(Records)
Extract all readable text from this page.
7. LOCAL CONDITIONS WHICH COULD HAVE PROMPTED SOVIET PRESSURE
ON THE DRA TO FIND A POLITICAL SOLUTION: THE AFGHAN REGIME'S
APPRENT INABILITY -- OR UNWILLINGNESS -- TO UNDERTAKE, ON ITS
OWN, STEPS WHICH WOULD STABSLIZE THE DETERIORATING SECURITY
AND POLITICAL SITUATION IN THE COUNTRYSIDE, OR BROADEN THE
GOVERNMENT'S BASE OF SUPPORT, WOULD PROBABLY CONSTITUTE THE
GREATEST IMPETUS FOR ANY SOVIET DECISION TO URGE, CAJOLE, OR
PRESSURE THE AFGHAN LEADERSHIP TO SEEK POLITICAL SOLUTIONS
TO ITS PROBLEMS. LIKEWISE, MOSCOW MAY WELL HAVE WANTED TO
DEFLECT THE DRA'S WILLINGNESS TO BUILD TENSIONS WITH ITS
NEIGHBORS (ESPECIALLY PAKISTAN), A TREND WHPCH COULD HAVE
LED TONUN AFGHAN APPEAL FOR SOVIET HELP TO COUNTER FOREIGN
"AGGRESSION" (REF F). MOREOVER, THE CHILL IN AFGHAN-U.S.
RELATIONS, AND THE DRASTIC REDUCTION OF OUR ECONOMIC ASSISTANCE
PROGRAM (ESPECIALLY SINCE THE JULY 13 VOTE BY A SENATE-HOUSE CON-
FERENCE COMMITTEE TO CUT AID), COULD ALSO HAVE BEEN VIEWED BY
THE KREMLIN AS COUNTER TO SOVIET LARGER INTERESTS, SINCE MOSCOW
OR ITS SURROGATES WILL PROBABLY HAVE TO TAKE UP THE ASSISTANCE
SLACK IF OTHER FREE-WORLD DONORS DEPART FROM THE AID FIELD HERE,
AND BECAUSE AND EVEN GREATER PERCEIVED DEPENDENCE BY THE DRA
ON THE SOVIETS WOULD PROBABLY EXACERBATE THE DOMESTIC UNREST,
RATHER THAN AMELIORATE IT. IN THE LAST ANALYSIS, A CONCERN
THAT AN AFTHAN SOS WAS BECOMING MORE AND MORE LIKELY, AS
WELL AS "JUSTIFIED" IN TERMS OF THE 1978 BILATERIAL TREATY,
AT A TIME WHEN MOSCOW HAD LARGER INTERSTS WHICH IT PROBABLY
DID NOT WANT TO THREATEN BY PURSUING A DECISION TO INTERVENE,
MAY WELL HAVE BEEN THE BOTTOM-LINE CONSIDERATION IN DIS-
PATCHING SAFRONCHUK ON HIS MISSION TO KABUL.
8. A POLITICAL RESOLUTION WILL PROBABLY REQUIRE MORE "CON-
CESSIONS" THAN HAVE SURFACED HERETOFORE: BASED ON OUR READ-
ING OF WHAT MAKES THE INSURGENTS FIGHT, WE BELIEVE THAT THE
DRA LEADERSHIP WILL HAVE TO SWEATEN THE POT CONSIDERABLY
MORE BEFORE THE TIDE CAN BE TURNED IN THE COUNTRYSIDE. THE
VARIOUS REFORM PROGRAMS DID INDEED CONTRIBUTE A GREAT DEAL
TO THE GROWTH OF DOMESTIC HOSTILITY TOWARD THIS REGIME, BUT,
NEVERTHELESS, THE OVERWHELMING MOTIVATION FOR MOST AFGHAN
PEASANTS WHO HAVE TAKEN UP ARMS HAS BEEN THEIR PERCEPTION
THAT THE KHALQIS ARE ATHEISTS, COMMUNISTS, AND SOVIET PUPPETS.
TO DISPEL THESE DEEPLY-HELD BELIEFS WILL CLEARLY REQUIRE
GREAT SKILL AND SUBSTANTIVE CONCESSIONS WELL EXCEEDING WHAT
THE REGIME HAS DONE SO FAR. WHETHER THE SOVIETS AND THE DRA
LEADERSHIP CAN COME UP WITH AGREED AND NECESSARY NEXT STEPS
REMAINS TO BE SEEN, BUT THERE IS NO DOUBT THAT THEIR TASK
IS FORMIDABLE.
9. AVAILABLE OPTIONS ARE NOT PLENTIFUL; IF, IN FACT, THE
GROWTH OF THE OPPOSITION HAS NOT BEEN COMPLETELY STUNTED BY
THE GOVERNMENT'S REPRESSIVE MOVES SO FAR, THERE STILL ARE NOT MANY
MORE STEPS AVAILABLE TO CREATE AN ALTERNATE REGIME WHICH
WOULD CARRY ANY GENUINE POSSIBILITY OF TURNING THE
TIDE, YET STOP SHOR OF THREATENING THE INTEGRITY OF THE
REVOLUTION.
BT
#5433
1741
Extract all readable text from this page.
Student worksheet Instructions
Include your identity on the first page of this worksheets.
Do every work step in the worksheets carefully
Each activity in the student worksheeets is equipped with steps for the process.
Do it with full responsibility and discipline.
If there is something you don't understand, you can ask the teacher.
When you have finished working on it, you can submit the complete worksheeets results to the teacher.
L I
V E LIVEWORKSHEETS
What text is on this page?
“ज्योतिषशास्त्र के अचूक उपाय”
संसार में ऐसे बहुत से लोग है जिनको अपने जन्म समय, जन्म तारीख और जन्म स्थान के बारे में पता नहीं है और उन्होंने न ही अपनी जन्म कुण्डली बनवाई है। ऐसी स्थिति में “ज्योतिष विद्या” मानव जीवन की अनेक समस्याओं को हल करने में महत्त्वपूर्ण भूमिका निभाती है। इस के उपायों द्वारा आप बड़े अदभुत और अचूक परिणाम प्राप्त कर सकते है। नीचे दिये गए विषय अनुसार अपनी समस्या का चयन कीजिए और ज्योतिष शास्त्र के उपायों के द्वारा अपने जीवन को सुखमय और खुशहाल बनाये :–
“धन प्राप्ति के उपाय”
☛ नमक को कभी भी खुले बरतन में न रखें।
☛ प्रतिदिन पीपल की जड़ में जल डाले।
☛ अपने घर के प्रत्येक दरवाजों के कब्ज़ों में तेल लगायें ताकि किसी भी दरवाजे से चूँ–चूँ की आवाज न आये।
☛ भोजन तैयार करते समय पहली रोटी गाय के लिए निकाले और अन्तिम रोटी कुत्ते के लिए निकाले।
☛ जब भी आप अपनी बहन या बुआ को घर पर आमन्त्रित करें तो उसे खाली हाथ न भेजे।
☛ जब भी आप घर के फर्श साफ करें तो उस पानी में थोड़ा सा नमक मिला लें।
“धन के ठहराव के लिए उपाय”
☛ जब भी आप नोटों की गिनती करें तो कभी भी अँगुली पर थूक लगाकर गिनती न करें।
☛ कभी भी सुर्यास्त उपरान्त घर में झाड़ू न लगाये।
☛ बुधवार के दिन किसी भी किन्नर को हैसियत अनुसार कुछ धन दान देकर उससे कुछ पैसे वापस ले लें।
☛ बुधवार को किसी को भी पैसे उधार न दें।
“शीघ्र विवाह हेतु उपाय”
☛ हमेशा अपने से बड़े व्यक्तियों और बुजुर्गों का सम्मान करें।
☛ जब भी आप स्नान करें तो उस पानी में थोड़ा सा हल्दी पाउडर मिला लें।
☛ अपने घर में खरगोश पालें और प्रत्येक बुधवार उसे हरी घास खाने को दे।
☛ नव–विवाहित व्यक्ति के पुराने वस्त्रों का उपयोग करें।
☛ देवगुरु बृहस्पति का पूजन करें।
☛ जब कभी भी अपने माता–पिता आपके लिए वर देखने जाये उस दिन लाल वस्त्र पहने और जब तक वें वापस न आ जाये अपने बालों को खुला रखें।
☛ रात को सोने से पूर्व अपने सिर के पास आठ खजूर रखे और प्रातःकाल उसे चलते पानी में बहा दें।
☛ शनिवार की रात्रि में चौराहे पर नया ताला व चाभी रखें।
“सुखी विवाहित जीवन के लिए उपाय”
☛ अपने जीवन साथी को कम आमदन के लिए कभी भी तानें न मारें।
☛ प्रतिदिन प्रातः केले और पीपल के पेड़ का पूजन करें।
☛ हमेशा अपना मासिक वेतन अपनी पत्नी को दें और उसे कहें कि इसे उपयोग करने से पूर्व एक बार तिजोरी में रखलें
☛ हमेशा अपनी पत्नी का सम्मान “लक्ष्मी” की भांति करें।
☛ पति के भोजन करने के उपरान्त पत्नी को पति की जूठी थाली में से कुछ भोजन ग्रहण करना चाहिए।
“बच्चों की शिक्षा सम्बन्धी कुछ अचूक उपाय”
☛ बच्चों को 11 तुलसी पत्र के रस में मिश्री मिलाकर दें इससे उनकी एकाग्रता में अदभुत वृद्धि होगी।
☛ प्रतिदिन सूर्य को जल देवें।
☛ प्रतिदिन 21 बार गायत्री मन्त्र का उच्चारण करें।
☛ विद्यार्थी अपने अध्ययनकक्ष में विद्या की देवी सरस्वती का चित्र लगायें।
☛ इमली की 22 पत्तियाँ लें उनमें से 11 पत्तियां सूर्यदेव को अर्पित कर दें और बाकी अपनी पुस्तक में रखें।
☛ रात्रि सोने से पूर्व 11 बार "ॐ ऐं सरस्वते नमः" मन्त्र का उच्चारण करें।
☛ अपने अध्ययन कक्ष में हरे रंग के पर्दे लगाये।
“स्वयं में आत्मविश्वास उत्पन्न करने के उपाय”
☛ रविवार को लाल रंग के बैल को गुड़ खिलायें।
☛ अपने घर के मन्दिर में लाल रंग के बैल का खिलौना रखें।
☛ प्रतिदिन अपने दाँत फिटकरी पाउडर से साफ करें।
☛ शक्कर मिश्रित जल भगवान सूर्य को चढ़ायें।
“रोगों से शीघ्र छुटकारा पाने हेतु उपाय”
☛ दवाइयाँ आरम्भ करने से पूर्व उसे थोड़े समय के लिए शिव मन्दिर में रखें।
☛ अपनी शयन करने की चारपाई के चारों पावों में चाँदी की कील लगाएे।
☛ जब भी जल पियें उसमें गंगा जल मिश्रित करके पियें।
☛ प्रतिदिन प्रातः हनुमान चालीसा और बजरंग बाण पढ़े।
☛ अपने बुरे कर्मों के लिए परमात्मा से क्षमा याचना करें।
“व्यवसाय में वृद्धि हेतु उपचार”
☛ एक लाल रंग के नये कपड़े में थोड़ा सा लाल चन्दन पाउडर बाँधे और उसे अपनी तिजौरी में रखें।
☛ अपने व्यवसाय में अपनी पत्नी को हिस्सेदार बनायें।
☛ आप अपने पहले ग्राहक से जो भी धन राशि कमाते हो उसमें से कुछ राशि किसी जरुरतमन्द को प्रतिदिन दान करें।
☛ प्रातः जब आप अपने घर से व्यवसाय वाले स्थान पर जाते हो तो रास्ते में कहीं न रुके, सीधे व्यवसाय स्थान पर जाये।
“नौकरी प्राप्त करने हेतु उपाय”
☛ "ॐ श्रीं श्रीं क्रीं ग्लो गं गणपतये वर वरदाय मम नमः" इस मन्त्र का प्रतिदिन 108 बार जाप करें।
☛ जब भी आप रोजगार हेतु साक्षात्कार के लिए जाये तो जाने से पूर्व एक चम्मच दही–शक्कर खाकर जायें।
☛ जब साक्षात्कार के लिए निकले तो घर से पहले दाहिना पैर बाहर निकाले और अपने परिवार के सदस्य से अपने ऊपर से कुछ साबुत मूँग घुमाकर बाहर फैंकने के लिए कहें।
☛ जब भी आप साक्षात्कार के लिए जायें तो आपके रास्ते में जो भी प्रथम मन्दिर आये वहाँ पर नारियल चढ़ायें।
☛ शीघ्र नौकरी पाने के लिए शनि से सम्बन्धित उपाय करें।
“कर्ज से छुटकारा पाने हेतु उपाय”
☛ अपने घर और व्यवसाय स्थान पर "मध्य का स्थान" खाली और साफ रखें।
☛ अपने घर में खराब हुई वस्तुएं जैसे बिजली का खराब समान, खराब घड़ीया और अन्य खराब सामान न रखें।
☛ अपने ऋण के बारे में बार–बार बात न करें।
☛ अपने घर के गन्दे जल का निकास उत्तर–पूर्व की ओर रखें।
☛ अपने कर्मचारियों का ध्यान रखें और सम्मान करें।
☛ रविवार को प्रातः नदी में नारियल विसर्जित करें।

Given exercise: Search the data above for lines holding "MOSCOW" and copy each of them.

The solution:
TO ITS PROBLEMS. LIKEWISE, MOSCOW MAY WELL HAVE WANTED TO
THE KREMLIN AS COUNTER TO SOVIET LARGER INTERESTS, SINCE MOSCOW
AT A TIME WHEN MOSCOW HAD LARGER INTERSTS WHICH IT PROBABLY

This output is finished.